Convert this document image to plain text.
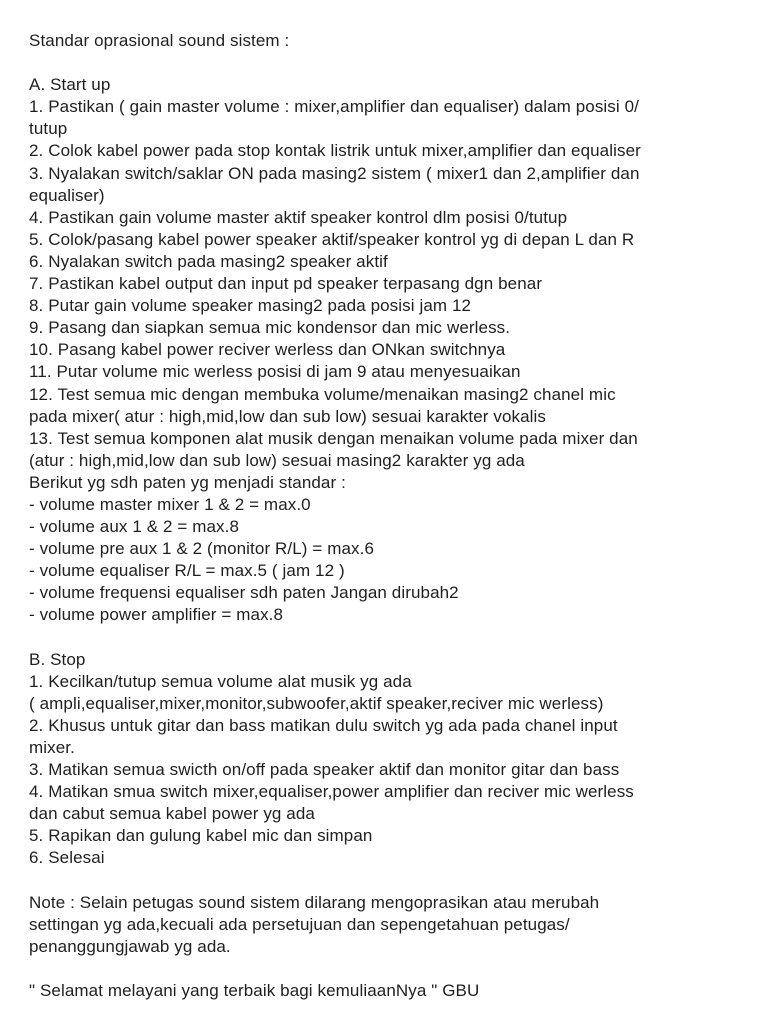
Standar oprasional sound sistem :
A. Start up
1. Pastikan ( gain master volume : mixer,amplifier dan equaliser) dalam posisi 0/
tutup
2. Colok kabel power pada stop kontak listrik untuk mixer,amplifier dan equaliser
3. Nyalakan switch/saklar ON pada masing2 sistem ( mixer1 dan 2,amplifier dan
equaliser)
4. Pastikan gain volume master aktif speaker kontrol dlm posisi 0/tutup
5. Colok/pasang kabel power speaker aktif/speaker kontrol yg di depan L dan R
6. Nyalakan switch pada masing2 speaker aktif
7. Pastikan kabel output dan input pd speaker terpasang dgn benar
8. Putar gain volume speaker masing2 pada posisi jam 12
9. Pasang dan siapkan semua mic kondensor dan mic werless.
10. Pasang kabel power reciver werless dan ONkan switchnya
11. Putar volume mic werless posisi di jam 9 atau menyesuaikan
12. Test semua mic dengan membuka volume/menaikan masing2 chanel mic
pada mixer( atur : high,mid,low dan sub low) sesuai karakter vokalis
13. Test semua komponen alat musik dengan menaikan volume pada mixer dan
(atur : high,mid,low dan sub low) sesuai masing2 karakter yg ada
Berikut yg sdh paten yg menjadi standar :
- volume master mixer 1 & 2 = max.0
- volume aux 1 & 2 = max.8
- volume pre aux 1 & 2 (monitor R/L) = max.6
- volume equaliser R/L = max.5 ( jam 12 )
- volume frequensi equaliser sdh paten Jangan dirubah2
- volume power amplifier = max.8
B. Stop
1. Kecilkan/tutup semua volume alat musik yg ada
( ampli,equaliser,mixer,monitor,subwoofer,aktif speaker,reciver mic werless)
2. Khusus untuk gitar dan bass matikan dulu switch yg ada pada chanel input
mixer.
3. Matikan semua swicth on/off pada speaker aktif dan monitor gitar dan bass
4. Matikan smua switch mixer,equaliser,power amplifier dan reciver mic werless
dan cabut semua kabel power yg ada
5. Rapikan dan gulung kabel mic dan simpan
6. Selesai
Note : Selain petugas sound sistem dilarang mengoprasikan atau merubah
settingan yg ada,kecuali ada persetujuan dan sepengetahuan petugas/
penanggungjawab yg ada.
" Selamat melayani yang terbaik bagi kemuliaanNya " GBU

------------------------------------

◆ **DESCRIPTION OF THE TASK**: Return each line of the listing that holds the string "chanel".

◆ **TASK RESPONSE**:
12. Test semua mic dengan membuka volume/menaikan masing2 chanel mic
2. Khusus untuk gitar dan bass matikan dulu switch yg ada pada chanel input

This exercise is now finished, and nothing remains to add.